Beginning with the line in which "Give me the" appears, transcribe each line word for word until the records end. Do not include pictures.

RECORDS FOR PROCESSING:
= = = = =

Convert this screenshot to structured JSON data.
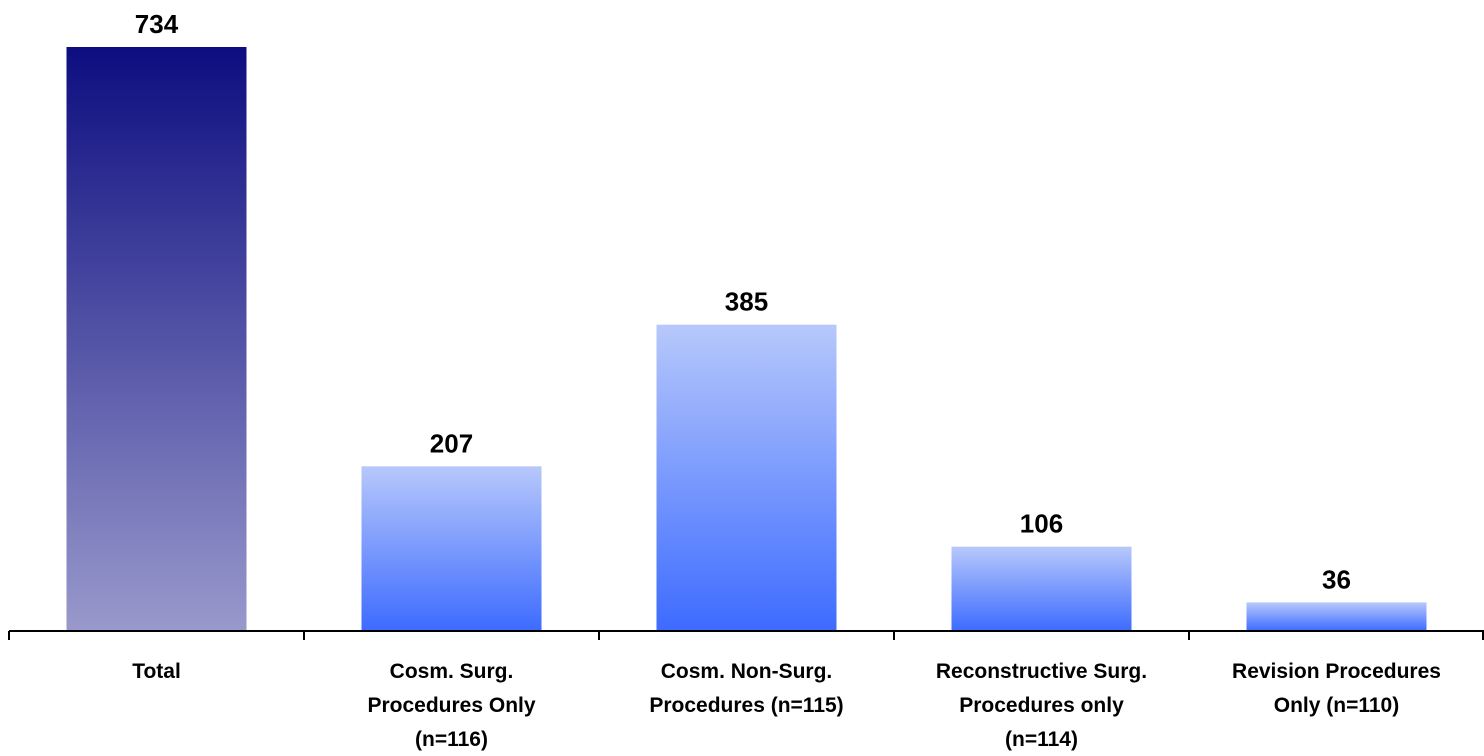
{
  "chart_data": {
    "type": "bar",
    "categories": [
      [
        "Total"
      ],
      [
        "Cosm. Surg.",
        "Procedures Only",
        "(n=116)"
      ],
      [
        "Cosm. Non-Surg.",
        "Procedures (n=115)"
      ],
      [
        "Reconstructive Surg.",
        "Procedures only",
        "(n=114)"
      ],
      [
        "Revision Procedures",
        "Only (n=110)"
      ]
    ],
    "values": [
      734,
      207,
      385,
      106,
      36
    ],
    "data_labels": [
      "734",
      "207",
      "385",
      "106",
      "36"
    ],
    "title": "",
    "xlabel": "",
    "ylabel": "",
    "ylim": [
      0,
      734
    ],
    "grid": false,
    "legend": "none",
    "colors": {
      "total_top": "#0d0d80",
      "total_bottom": "#9999cc",
      "sub_top": "#b7c8fb",
      "sub_bottom": "#3d6bff",
      "axis": "#000000"
    }
  }
}
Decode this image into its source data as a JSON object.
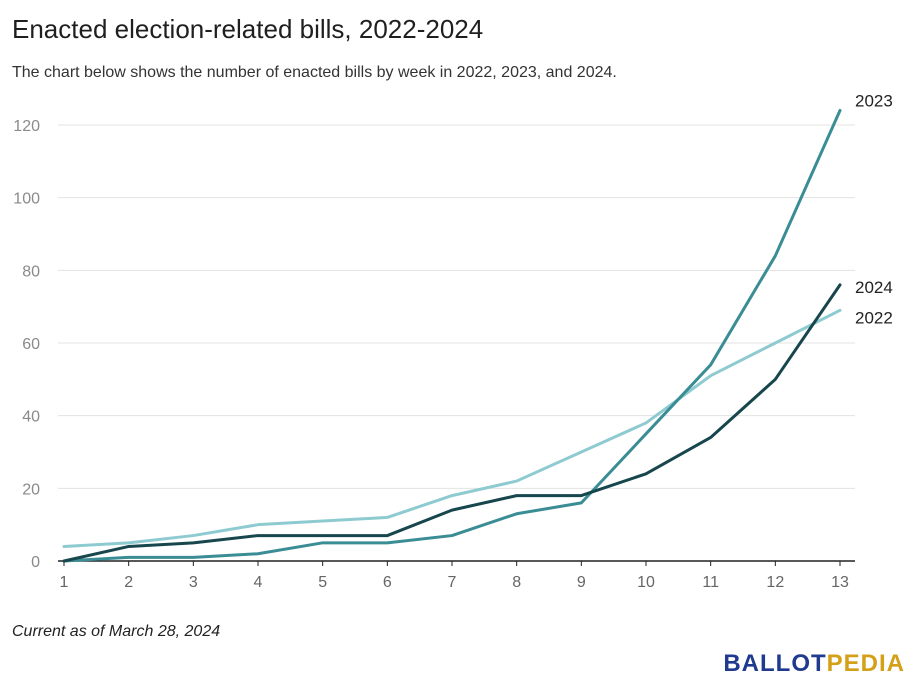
{
  "chart_data": {
    "type": "line",
    "title": "Enacted election-related bills, 2022-2024",
    "subtitle": "The chart below shows the number of enacted bills by week in 2022, 2023, and 2024.",
    "xlabel": "",
    "ylabel": "",
    "x": [
      1,
      2,
      3,
      4,
      5,
      6,
      7,
      8,
      9,
      10,
      11,
      12,
      13
    ],
    "ylim": [
      0,
      130
    ],
    "yticks": [
      0,
      20,
      40,
      60,
      80,
      100,
      120
    ],
    "grid": true,
    "legend": "line-end labels",
    "series": [
      {
        "name": "2023",
        "color": "#3a8d94",
        "values": [
          0,
          1,
          1,
          2,
          5,
          5,
          7,
          13,
          16,
          35,
          54,
          84,
          124
        ]
      },
      {
        "name": "2024",
        "color": "#17474d",
        "values": [
          0,
          4,
          5,
          7,
          7,
          7,
          14,
          18,
          18,
          24,
          34,
          50,
          76
        ]
      },
      {
        "name": "2022",
        "color": "#8ecbd0",
        "values": [
          4,
          5,
          7,
          10,
          11,
          12,
          18,
          22,
          30,
          38,
          51,
          60,
          69
        ]
      }
    ]
  },
  "note": "Current as of March 28, 2024",
  "logo": {
    "part1": "BALLOT",
    "part2": "PEDIA"
  }
}
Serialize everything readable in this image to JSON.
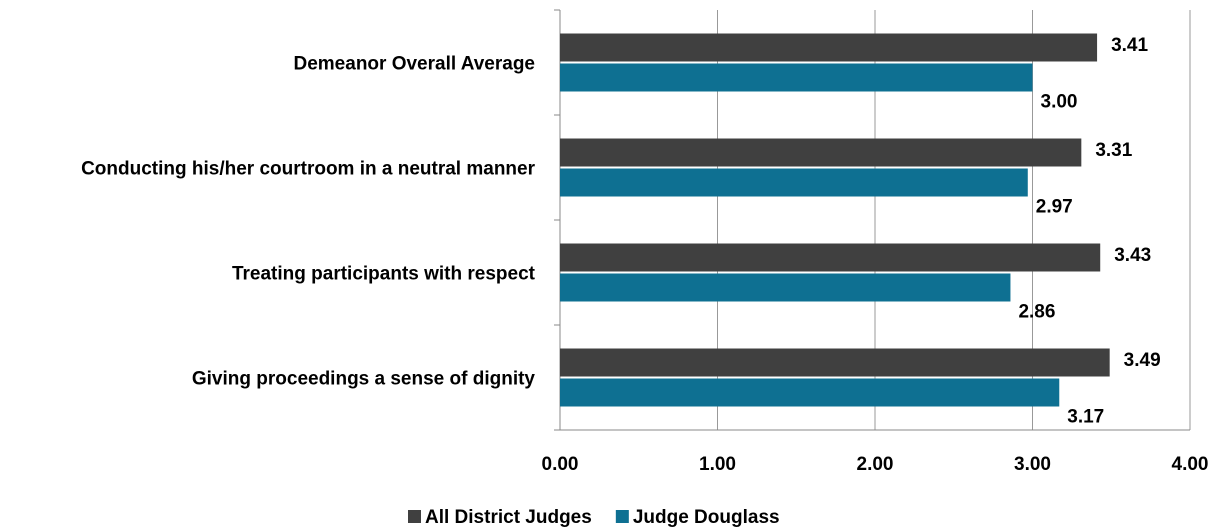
{
  "chart_data": {
    "type": "hbar",
    "categories": [
      "Demeanor Overall Average",
      "Conducting his/her courtroom in a neutral manner",
      "Treating participants with respect",
      "Giving proceedings a sense of dignity"
    ],
    "series": [
      {
        "name": "All District Judges",
        "color": "#404040",
        "values": [
          3.41,
          3.31,
          3.43,
          3.49
        ],
        "value_labels": [
          "3.41",
          "3.31",
          "3.43",
          "3.49"
        ]
      },
      {
        "name": "Judge Douglass",
        "color": "#0e7092",
        "values": [
          3.0,
          2.97,
          2.86,
          3.17
        ],
        "value_labels": [
          "3.00",
          "2.97",
          "2.86",
          "3.17"
        ]
      }
    ],
    "xlim": [
      0,
      4
    ],
    "xticks": [
      {
        "value": 0,
        "label": "0.00"
      },
      {
        "value": 1,
        "label": "1.00"
      },
      {
        "value": 2,
        "label": "2.00"
      },
      {
        "value": 3,
        "label": "3.00"
      },
      {
        "value": 4,
        "label": "4.00"
      }
    ],
    "grid": true,
    "legend": "bottom"
  }
}
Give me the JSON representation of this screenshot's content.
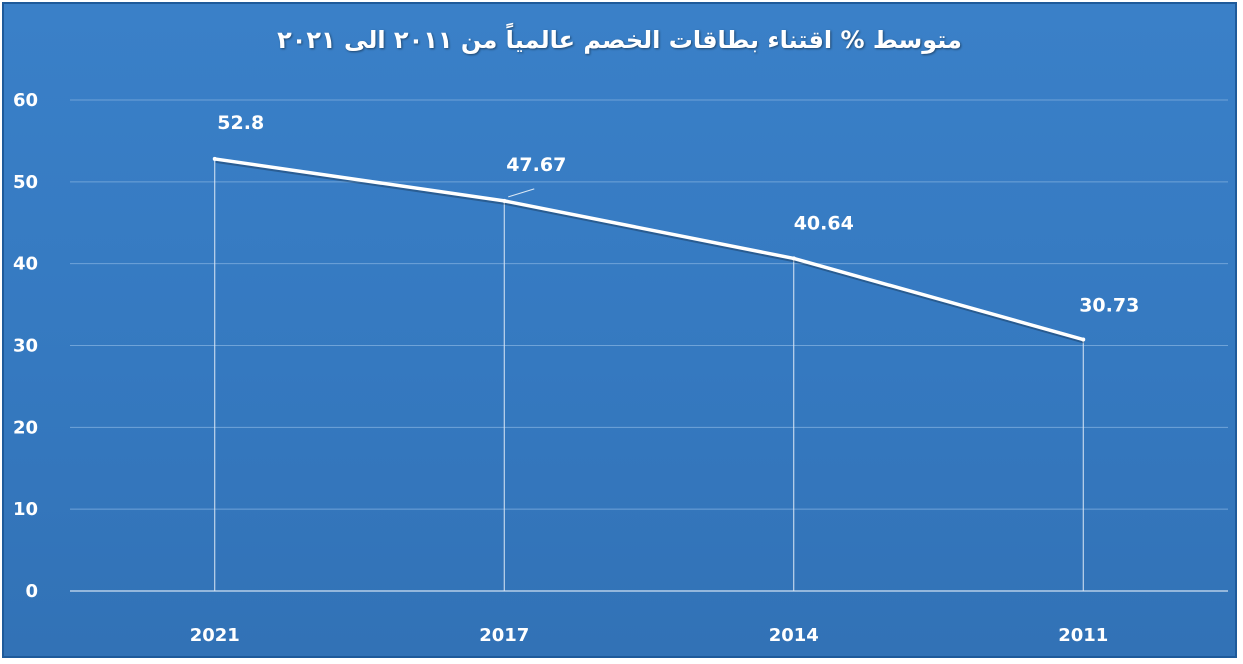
{
  "chart_data": {
    "type": "line",
    "title": "متوسط % اقتناء بطاقات الخصم عالمياً  من ٢٠١١ الى ٢٠٢١",
    "categories": [
      "2021",
      "2017",
      "2014",
      "2011"
    ],
    "series": [
      {
        "values": [
          52.8,
          47.67,
          40.64,
          30.73
        ]
      }
    ],
    "data_labels": [
      "52.8",
      "47.67",
      "40.64",
      "30.73"
    ],
    "y_ticks": [
      0,
      10,
      20,
      30,
      40,
      50,
      60
    ],
    "ylim": [
      0,
      60
    ],
    "xlabel": "",
    "ylabel": "",
    "grid": true,
    "drop_lines": true,
    "legend": "none",
    "colors": {
      "background": "#3579c0",
      "line": "#ffffff",
      "grid": "#6fa3d8",
      "text": "#ffffff"
    }
  }
}
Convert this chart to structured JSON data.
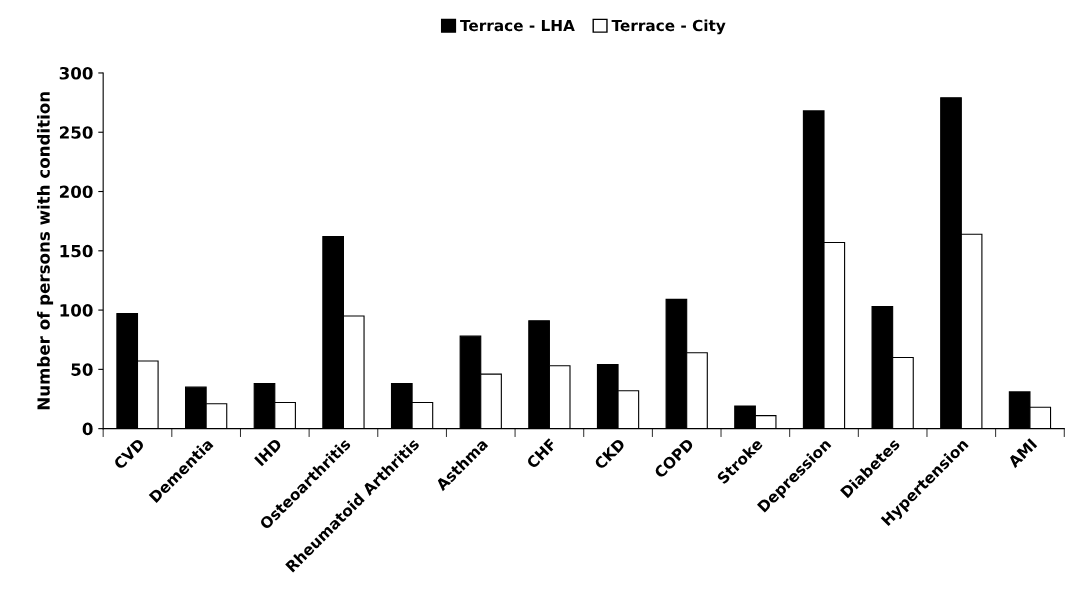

= = = = =

THE SOLUTION:
Give me the JSON representation of this screenshot's content.
{
  "chart_data": {
    "type": "line",
    "title": "متوسط % اقتناء بطاقات الخصم عالمياً  من ٢٠١١ الى ٢٠٢١",
    "categories": [
      "2021",
      "2017",
      "2014",
      "2011"
    ],
    "series": [
      {
        "values": [
          52.8,
          47.67,
          40.64,
          30.73
        ]
      }
    ],
    "data_labels": [
      "52.8",
      "47.67",
      "40.64",
      "30.73"
    ],
    "y_ticks": [
      0,
      10,
      20,
      30,
      40,
      50,
      60
    ],
    "ylim": [
      0,
      60
    ],
    "xlabel": "",
    "ylabel": "",
    "grid": true,
    "drop_lines": true,
    "legend": "none",
    "colors": {
      "background": "#3579c0",
      "line": "#ffffff",
      "grid": "#6fa3d8",
      "text": "#ffffff"
    }
  }
}
Convert this chart to structured JSON data.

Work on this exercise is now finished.